* **Prompt**
In the listing that follows, count each line containing the string "JSON" and report only the count.

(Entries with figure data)
+--

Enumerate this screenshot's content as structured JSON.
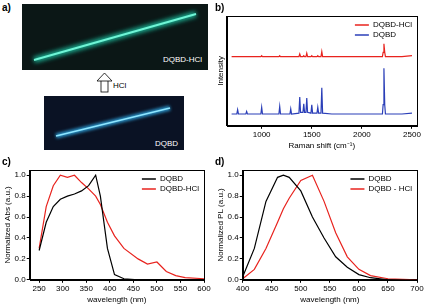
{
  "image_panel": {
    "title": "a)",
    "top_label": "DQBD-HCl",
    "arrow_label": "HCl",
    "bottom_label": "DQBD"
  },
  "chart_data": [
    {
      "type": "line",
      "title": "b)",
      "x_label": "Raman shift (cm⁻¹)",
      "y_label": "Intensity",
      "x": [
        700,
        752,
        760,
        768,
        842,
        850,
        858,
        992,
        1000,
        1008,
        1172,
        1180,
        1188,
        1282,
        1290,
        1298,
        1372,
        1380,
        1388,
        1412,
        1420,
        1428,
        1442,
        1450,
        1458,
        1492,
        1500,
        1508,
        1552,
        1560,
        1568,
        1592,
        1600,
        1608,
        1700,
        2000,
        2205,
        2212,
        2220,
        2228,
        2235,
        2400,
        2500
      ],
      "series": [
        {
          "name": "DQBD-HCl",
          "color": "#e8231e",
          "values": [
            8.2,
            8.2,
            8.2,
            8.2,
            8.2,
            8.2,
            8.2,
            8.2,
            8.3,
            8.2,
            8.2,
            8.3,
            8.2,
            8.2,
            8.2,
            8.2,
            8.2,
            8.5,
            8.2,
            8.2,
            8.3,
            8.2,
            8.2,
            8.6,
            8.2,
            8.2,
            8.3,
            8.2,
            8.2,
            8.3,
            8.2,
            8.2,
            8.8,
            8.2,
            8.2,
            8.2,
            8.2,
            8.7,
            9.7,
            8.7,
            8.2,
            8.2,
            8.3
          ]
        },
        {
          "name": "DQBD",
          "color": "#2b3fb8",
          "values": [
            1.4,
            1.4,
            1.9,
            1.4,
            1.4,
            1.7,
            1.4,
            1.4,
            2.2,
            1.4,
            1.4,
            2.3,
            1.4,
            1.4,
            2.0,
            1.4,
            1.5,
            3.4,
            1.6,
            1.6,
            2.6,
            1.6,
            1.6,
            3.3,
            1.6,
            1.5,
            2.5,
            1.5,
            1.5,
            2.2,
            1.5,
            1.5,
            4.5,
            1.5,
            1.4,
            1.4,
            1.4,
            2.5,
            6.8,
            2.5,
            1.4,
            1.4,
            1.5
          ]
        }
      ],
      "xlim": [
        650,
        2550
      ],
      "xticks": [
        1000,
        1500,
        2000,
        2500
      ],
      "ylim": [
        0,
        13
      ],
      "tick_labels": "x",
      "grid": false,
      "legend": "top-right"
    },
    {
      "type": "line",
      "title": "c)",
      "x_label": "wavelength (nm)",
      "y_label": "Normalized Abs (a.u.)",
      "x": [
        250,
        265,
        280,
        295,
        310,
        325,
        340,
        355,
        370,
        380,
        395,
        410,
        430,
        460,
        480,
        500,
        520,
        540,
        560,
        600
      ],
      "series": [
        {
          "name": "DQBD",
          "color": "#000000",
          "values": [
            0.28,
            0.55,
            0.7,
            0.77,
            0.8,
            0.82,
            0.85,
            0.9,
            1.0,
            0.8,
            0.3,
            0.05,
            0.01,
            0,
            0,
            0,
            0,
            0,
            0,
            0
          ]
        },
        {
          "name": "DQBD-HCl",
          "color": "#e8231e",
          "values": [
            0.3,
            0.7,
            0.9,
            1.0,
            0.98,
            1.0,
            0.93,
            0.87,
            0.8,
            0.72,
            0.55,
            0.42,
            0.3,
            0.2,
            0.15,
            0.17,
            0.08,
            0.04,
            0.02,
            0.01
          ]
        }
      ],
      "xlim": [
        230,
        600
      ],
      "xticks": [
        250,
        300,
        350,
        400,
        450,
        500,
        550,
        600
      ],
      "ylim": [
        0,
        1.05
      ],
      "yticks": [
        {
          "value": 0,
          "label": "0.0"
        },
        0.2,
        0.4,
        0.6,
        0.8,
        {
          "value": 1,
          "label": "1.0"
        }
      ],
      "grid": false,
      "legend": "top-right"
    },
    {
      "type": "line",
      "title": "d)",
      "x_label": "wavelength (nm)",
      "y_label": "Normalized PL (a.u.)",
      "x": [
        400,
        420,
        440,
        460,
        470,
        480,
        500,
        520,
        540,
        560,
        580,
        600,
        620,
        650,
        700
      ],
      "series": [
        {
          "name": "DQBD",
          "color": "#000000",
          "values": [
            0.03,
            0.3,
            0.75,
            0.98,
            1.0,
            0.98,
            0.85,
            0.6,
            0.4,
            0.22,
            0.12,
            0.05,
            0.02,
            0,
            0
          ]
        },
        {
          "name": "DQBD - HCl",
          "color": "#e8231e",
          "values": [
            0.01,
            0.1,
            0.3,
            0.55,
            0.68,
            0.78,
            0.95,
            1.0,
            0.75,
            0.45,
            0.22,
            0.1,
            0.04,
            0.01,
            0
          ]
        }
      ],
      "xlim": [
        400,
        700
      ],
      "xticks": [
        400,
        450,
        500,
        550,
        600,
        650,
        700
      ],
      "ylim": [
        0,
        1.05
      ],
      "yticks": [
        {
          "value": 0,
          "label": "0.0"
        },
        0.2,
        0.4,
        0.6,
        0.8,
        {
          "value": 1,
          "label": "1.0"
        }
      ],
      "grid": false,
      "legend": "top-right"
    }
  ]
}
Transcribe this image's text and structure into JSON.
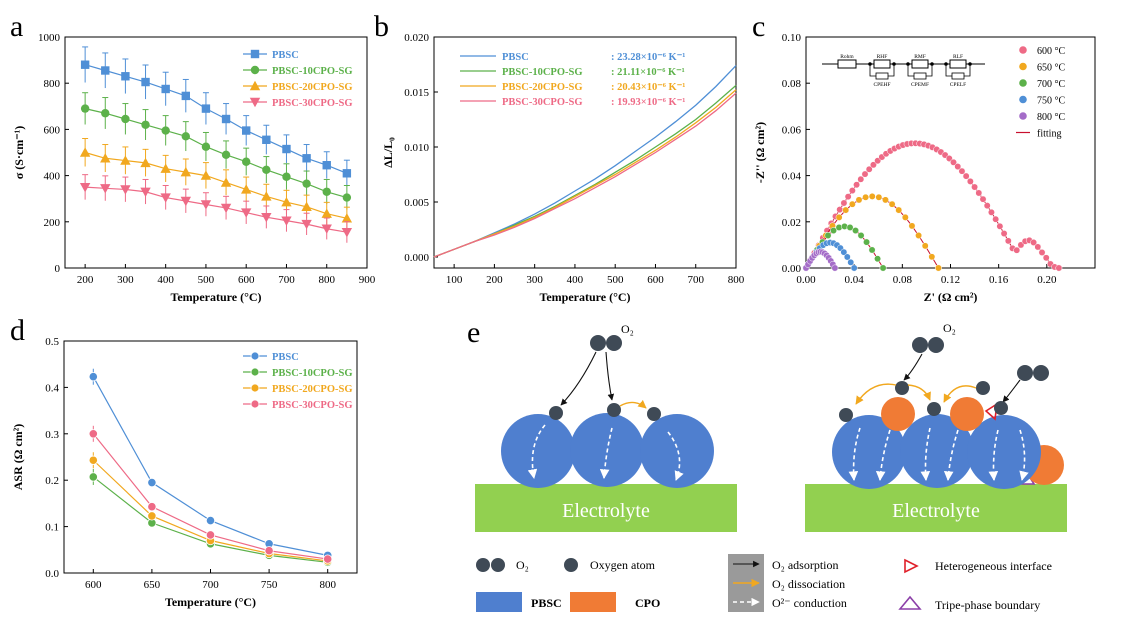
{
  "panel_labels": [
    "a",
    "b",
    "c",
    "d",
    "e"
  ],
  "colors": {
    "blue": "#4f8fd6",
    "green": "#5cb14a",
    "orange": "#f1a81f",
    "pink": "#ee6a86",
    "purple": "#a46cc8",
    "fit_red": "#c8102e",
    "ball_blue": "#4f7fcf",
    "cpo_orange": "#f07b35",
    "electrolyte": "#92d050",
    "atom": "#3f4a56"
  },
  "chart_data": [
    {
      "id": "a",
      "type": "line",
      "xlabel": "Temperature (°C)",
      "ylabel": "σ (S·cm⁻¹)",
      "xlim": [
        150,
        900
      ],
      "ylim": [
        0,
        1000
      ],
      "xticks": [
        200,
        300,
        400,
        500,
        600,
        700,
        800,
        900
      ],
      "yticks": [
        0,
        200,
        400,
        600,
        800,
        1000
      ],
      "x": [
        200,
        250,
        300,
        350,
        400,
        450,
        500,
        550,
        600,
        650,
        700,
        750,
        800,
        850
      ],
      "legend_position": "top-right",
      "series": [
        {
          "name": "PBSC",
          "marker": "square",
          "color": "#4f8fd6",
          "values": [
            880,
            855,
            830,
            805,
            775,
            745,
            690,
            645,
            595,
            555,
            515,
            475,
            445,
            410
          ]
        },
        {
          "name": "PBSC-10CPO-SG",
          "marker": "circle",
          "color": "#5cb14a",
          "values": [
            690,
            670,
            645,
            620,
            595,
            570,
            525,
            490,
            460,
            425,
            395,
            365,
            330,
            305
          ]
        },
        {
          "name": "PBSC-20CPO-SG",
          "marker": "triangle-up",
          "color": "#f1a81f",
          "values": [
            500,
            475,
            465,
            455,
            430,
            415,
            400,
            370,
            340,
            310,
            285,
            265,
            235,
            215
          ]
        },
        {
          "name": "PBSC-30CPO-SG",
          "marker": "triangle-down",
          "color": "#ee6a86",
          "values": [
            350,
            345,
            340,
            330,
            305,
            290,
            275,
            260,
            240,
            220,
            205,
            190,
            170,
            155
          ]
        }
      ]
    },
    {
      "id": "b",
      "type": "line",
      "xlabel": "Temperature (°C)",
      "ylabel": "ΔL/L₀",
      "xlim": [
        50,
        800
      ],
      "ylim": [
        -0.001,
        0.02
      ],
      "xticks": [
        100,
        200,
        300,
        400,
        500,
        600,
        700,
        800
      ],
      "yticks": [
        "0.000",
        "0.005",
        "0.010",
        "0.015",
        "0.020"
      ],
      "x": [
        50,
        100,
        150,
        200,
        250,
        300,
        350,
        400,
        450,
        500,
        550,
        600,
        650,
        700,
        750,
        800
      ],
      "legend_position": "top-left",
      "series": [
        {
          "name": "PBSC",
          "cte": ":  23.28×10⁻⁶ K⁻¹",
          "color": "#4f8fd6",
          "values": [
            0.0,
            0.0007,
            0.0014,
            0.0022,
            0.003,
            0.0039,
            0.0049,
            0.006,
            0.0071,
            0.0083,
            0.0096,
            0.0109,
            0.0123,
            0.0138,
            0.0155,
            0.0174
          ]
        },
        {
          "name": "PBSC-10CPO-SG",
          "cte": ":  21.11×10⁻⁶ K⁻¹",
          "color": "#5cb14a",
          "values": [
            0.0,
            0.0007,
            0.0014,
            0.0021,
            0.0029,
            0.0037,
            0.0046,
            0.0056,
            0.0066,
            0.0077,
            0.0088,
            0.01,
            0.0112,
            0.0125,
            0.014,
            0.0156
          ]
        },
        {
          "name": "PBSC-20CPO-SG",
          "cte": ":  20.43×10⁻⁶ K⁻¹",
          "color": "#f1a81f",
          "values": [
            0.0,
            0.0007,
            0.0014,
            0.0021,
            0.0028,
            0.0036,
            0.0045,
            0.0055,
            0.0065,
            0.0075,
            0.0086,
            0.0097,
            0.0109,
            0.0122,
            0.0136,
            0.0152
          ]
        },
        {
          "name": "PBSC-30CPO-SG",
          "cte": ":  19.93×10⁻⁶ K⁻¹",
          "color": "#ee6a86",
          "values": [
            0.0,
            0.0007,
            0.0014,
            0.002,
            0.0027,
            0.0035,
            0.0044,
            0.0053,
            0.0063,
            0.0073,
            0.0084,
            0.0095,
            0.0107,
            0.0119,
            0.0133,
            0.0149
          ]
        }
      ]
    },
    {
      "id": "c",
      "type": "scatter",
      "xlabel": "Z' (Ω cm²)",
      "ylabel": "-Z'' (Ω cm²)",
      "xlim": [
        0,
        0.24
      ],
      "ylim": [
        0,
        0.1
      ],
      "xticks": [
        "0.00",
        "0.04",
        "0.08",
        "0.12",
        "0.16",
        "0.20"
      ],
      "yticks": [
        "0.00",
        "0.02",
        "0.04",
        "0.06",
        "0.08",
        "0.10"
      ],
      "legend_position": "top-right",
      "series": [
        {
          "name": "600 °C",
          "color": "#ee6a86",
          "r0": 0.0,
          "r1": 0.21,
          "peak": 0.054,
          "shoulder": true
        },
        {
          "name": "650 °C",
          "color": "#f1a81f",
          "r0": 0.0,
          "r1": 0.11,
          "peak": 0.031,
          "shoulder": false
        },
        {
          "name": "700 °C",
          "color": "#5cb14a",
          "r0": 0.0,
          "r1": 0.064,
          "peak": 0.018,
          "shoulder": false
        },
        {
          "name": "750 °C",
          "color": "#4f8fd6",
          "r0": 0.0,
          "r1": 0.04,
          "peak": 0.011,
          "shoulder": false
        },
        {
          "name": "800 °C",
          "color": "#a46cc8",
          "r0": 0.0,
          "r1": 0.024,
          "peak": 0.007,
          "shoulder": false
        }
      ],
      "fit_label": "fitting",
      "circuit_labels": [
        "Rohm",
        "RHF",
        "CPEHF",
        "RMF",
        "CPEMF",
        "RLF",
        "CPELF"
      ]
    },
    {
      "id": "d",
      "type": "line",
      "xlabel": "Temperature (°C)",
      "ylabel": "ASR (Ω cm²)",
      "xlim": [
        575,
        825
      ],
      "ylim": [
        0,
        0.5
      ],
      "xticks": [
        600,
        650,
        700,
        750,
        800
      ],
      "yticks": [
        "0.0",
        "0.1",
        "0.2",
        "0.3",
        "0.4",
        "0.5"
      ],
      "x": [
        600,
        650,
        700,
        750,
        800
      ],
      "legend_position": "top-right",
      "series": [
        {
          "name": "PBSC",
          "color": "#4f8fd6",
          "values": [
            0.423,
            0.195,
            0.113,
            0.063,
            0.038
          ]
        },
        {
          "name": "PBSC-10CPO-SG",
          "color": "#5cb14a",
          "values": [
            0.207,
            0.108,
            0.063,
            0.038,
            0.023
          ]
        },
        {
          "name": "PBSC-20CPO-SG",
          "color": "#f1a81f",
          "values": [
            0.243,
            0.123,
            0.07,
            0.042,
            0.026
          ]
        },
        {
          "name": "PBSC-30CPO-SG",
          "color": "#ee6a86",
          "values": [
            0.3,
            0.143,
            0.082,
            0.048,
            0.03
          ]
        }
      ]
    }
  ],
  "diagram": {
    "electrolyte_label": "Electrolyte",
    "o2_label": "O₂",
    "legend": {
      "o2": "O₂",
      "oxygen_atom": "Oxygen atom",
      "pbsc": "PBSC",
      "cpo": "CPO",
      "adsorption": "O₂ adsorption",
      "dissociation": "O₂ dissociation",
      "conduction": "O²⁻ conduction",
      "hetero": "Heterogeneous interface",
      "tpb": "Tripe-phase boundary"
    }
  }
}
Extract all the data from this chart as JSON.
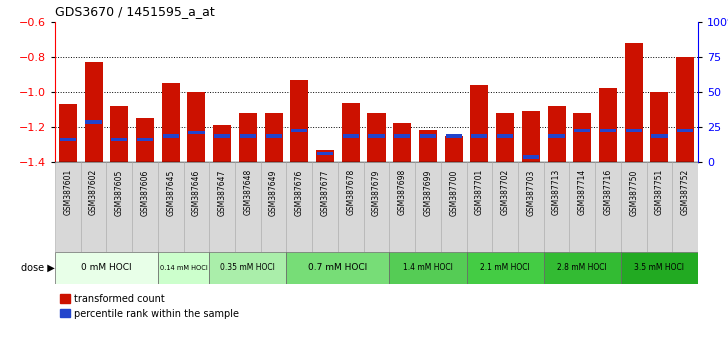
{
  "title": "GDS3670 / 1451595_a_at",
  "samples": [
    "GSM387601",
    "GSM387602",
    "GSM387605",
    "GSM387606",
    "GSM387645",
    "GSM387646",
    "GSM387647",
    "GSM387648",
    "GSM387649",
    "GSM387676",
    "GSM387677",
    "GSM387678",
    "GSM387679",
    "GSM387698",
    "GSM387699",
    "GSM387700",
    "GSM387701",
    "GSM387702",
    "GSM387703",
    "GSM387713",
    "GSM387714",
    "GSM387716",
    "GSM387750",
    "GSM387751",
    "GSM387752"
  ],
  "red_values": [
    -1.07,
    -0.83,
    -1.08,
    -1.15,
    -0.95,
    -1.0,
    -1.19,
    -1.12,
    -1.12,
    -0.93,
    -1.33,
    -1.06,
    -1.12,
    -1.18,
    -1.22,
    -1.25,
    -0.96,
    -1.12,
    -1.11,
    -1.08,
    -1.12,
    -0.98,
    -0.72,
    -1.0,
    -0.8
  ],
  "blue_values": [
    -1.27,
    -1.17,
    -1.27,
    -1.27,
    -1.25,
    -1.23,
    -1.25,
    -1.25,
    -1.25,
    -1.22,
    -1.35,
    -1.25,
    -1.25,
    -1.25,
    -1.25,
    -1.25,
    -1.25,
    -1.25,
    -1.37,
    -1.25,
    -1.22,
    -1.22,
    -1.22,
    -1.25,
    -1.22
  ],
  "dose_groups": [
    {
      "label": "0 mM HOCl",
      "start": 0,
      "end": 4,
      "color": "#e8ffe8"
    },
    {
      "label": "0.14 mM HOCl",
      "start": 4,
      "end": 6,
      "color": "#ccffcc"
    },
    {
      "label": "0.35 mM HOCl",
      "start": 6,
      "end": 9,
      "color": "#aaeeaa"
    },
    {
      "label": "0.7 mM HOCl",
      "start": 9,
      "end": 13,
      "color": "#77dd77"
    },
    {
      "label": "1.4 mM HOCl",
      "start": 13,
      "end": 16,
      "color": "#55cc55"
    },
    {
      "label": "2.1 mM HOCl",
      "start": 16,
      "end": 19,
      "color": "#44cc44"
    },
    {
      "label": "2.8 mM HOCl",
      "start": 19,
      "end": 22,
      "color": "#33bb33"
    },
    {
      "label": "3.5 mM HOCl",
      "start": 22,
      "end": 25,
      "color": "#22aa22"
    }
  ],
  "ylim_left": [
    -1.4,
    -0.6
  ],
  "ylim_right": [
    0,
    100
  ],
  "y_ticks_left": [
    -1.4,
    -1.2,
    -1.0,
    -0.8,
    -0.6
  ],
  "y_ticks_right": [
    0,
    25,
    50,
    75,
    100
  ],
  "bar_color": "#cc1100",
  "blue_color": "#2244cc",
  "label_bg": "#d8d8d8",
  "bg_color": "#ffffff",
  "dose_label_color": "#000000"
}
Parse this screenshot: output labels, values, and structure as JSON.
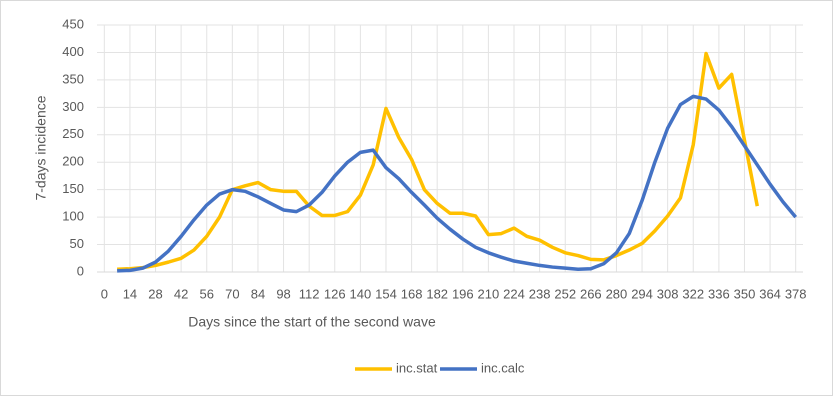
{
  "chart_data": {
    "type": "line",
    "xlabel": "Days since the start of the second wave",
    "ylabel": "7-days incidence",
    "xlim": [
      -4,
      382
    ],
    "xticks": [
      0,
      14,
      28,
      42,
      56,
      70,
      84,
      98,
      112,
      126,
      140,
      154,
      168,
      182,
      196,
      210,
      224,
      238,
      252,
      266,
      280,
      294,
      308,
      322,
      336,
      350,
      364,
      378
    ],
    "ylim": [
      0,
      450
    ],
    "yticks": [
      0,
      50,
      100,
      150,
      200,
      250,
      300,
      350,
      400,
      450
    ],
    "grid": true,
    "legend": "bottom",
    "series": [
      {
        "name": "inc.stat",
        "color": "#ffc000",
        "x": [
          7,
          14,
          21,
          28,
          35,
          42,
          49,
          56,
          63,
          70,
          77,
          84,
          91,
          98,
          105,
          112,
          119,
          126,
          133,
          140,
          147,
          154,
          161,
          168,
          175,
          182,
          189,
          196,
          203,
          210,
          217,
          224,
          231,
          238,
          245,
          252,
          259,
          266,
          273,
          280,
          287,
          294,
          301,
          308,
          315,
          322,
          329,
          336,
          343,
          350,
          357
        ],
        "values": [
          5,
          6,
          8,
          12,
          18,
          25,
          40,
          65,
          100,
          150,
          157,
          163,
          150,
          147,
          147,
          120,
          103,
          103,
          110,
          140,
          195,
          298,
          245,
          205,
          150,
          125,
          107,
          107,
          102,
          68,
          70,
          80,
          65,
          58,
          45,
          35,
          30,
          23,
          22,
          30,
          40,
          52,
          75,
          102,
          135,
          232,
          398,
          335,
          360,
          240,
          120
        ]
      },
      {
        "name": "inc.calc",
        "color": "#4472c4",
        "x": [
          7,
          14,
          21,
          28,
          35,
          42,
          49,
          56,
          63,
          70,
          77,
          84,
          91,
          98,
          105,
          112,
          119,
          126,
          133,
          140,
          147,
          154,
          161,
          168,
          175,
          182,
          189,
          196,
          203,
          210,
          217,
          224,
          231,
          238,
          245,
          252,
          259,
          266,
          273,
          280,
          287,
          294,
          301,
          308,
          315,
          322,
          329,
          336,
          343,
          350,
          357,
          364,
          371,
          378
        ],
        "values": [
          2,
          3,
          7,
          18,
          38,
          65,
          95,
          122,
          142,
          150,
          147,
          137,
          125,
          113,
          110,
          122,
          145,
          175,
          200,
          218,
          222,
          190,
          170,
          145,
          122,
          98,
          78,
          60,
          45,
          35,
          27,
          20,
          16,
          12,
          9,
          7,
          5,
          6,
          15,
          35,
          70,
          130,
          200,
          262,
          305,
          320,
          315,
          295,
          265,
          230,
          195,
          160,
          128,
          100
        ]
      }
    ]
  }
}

+--

* **Exercise response**
4